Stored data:
***

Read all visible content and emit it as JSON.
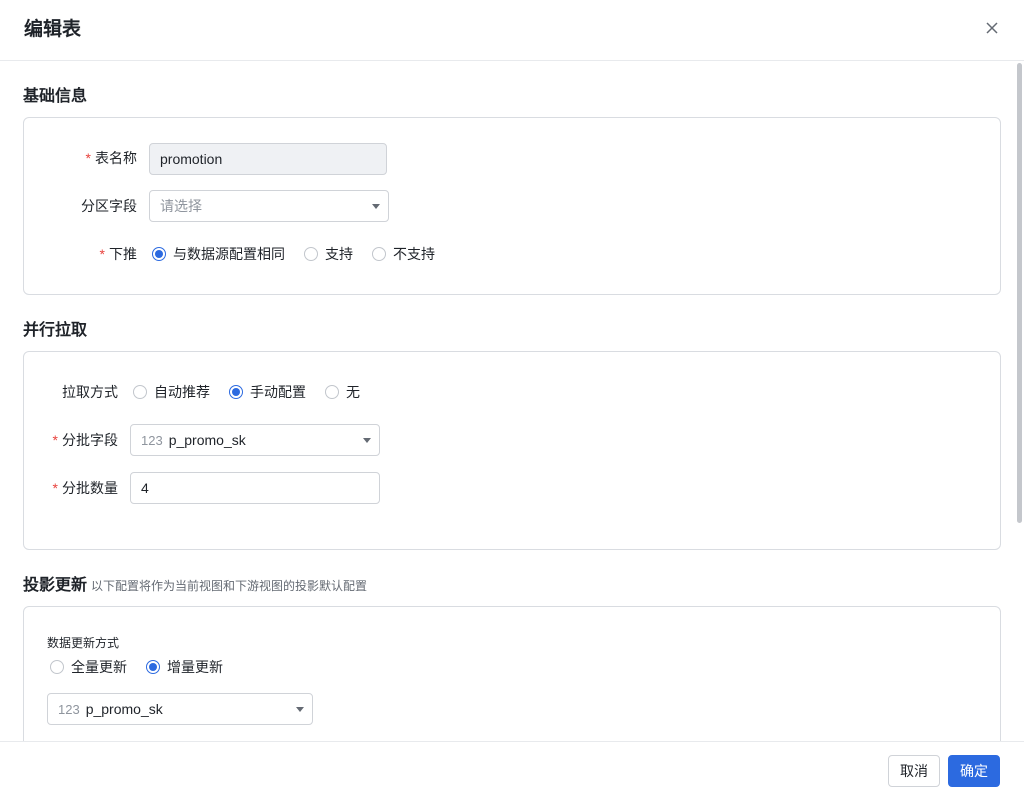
{
  "dialog": {
    "title": "编辑表"
  },
  "basic": {
    "title": "基础信息",
    "table_name_label": "表名称",
    "table_name_value": "promotion",
    "partition_label": "分区字段",
    "partition_placeholder": "请选择",
    "pushdown_label": "下推",
    "pushdown_options": [
      "与数据源配置相同",
      "支持",
      "不支持"
    ],
    "pushdown_selected": "与数据源配置相同"
  },
  "parallel": {
    "title": "并行拉取",
    "mode_label": "拉取方式",
    "mode_options": [
      "自动推荐",
      "手动配置",
      "无"
    ],
    "mode_selected": "手动配置",
    "batch_field_label": "分批字段",
    "batch_field_type": "123",
    "batch_field_value": "p_promo_sk",
    "batch_count_label": "分批数量",
    "batch_count_value": "4"
  },
  "projection": {
    "title": "投影更新",
    "subtitle": "以下配置将作为当前视图和下游视图的投影默认配置",
    "update_mode_label": "数据更新方式",
    "update_options": [
      "全量更新",
      "增量更新"
    ],
    "update_selected": "增量更新",
    "field_type": "123",
    "field_value": "p_promo_sk"
  },
  "footer": {
    "cancel_label": "取消",
    "ok_label": "确定"
  },
  "colors": {
    "primary": "#2c6ae0",
    "required": "#e8413c",
    "border": "#d9dce1"
  }
}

***

- **What to work on**: Set each line of the records down exactly, leaving every picture out.

- **Answer in full**:
Read all visible content and emit it as JSON.
{
  "dialog": {
    "title": "编辑表"
  },
  "basic": {
    "title": "基础信息",
    "table_name_label": "表名称",
    "table_name_value": "promotion",
    "partition_label": "分区字段",
    "partition_placeholder": "请选择",
    "pushdown_label": "下推",
    "pushdown_options": [
      "与数据源配置相同",
      "支持",
      "不支持"
    ],
    "pushdown_selected": "与数据源配置相同"
  },
  "parallel": {
    "title": "并行拉取",
    "mode_label": "拉取方式",
    "mode_options": [
      "自动推荐",
      "手动配置",
      "无"
    ],
    "mode_selected": "手动配置",
    "batch_field_label": "分批字段",
    "batch_field_type": "123",
    "batch_field_value": "p_promo_sk",
    "batch_count_label": "分批数量",
    "batch_count_value": "4"
  },
  "projection": {
    "title": "投影更新",
    "subtitle": "以下配置将作为当前视图和下游视图的投影默认配置",
    "update_mode_label": "数据更新方式",
    "update_options": [
      "全量更新",
      "增量更新"
    ],
    "update_selected": "增量更新",
    "field_type": "123",
    "field_value": "p_promo_sk"
  },
  "footer": {
    "cancel_label": "取消",
    "ok_label": "确定"
  },
  "colors": {
    "primary": "#2c6ae0",
    "required": "#e8413c",
    "border": "#d9dce1"
  }
}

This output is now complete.